> _What you need to do_
Repeat every record below exactly as written.

-- Start of Extracted records --

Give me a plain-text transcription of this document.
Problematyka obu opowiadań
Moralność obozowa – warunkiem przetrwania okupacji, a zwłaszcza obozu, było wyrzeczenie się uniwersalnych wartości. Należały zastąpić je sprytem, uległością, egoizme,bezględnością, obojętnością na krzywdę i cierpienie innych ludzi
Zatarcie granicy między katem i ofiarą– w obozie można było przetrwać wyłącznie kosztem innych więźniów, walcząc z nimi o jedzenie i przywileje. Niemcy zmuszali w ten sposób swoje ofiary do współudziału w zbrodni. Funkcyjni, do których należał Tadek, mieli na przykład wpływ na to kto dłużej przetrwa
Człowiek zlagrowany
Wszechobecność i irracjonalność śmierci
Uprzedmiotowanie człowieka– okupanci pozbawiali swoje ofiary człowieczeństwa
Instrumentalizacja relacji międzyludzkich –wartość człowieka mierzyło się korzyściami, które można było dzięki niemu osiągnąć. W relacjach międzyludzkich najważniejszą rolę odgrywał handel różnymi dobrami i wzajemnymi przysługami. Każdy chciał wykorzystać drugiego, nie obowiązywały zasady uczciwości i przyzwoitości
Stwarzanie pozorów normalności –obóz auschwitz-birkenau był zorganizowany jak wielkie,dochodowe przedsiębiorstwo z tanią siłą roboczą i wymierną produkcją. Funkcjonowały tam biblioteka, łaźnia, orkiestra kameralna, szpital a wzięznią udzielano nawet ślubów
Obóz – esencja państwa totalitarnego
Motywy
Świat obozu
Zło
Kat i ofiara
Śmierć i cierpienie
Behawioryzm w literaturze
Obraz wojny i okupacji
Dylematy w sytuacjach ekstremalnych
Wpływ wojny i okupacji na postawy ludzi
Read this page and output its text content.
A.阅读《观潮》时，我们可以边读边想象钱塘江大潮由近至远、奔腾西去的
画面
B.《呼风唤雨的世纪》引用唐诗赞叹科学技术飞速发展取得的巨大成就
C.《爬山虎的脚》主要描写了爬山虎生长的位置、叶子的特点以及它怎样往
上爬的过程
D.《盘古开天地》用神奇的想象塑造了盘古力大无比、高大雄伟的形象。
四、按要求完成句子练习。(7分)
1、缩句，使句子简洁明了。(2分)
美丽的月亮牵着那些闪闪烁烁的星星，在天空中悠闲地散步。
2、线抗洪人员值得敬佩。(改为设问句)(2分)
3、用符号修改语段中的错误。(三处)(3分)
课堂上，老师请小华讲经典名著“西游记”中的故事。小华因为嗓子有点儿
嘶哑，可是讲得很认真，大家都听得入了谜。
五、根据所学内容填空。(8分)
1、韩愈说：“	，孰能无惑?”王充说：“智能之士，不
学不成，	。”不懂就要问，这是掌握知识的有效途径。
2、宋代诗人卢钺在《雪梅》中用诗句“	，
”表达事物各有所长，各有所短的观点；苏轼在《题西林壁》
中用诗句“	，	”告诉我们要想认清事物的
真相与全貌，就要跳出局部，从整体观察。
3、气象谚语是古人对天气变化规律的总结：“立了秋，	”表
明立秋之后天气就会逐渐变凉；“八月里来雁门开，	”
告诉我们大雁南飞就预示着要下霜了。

-- End of Extracted records --

> _Written answer_
Give me a plain-text transcription of this document.
Problematyka obu opowiadań
Moralność obozowa – warunkiem przetrwania okupacji, a zwłaszcza obozu, było wyrzeczenie się uniwersalnych wartości. Należały zastąpić je sprytem, uległością, egoizme,bezględnością, obojętnością na krzywdę i cierpienie innych ludzi
Zatarcie granicy między katem i ofiarą– w obozie można było przetrwać wyłącznie kosztem innych więźniów, walcząc z nimi o jedzenie i przywileje. Niemcy zmuszali w ten sposób swoje ofiary do współudziału w zbrodni. Funkcyjni, do których należał Tadek, mieli na przykład wpływ na to kto dłużej przetrwa
Człowiek zlagrowany
Wszechobecność i irracjonalność śmierci
Uprzedmiotowanie człowieka– okupanci pozbawiali swoje ofiary człowieczeństwa
Instrumentalizacja relacji międzyludzkich –wartość człowieka mierzyło się korzyściami, które można było dzięki niemu osiągnąć. W relacjach międzyludzkich najważniejszą rolę odgrywał handel różnymi dobrami i wzajemnymi przysługami. Każdy chciał wykorzystać drugiego, nie obowiązywały zasady uczciwości i przyzwoitości
Stwarzanie pozorów normalności –obóz auschwitz-birkenau był zorganizowany jak wielkie,dochodowe przedsiębiorstwo z tanią siłą roboczą i wymierną produkcją. Funkcjonowały tam biblioteka, łaźnia, orkiestra kameralna, szpital a wzięznią udzielano nawet ślubów
Obóz – esencja państwa totalitarnego
Motywy
Świat obozu
Zło
Kat i ofiara
Śmierć i cierpienie
Behawioryzm w literaturze
Obraz wojny i okupacji
Dylematy w sytuacjach ekstremalnych
Wpływ wojny i okupacji na postawy ludzi
Read this page and output its text content.
A.阅读《观潮》时，我们可以边读边想象钱塘江大潮由近至远、奔腾西去的
画面
B.《呼风唤雨的世纪》引用唐诗赞叹科学技术飞速发展取得的巨大成就
C.《爬山虎的脚》主要描写了爬山虎生长的位置、叶子的特点以及它怎样往
上爬的过程
D.《盘古开天地》用神奇的想象塑造了盘古力大无比、高大雄伟的形象。
四、按要求完成句子练习。(7分)
1、缩句，使句子简洁明了。(2分)
美丽的月亮牵着那些闪闪烁烁的星星，在天空中悠闲地散步。
2、线抗洪人员值得敬佩。(改为设问句)(2分)
3、用符号修改语段中的错误。(三处)(3分)
课堂上，老师请小华讲经典名著“西游记”中的故事。小华因为嗓子有点儿
嘶哑，可是讲得很认真，大家都听得入了谜。
五、根据所学内容填空。(8分)
1、韩愈说：“	，孰能无惑?”王充说：“智能之士，不
学不成，	。”不懂就要问，这是掌握知识的有效途径。
2、宋代诗人卢钺在《雪梅》中用诗句“	，
”表达事物各有所长，各有所短的观点；苏轼在《题西林壁》
中用诗句“	，	”告诉我们要想认清事物的
真相与全貌，就要跳出局部，从整体观察。
3、气象谚语是古人对天气变化规律的总结：“立了秋，	”表
明立秋之后天气就会逐渐变凉；“八月里来雁门开，	”
告诉我们大雁南飞就预示着要下霜了。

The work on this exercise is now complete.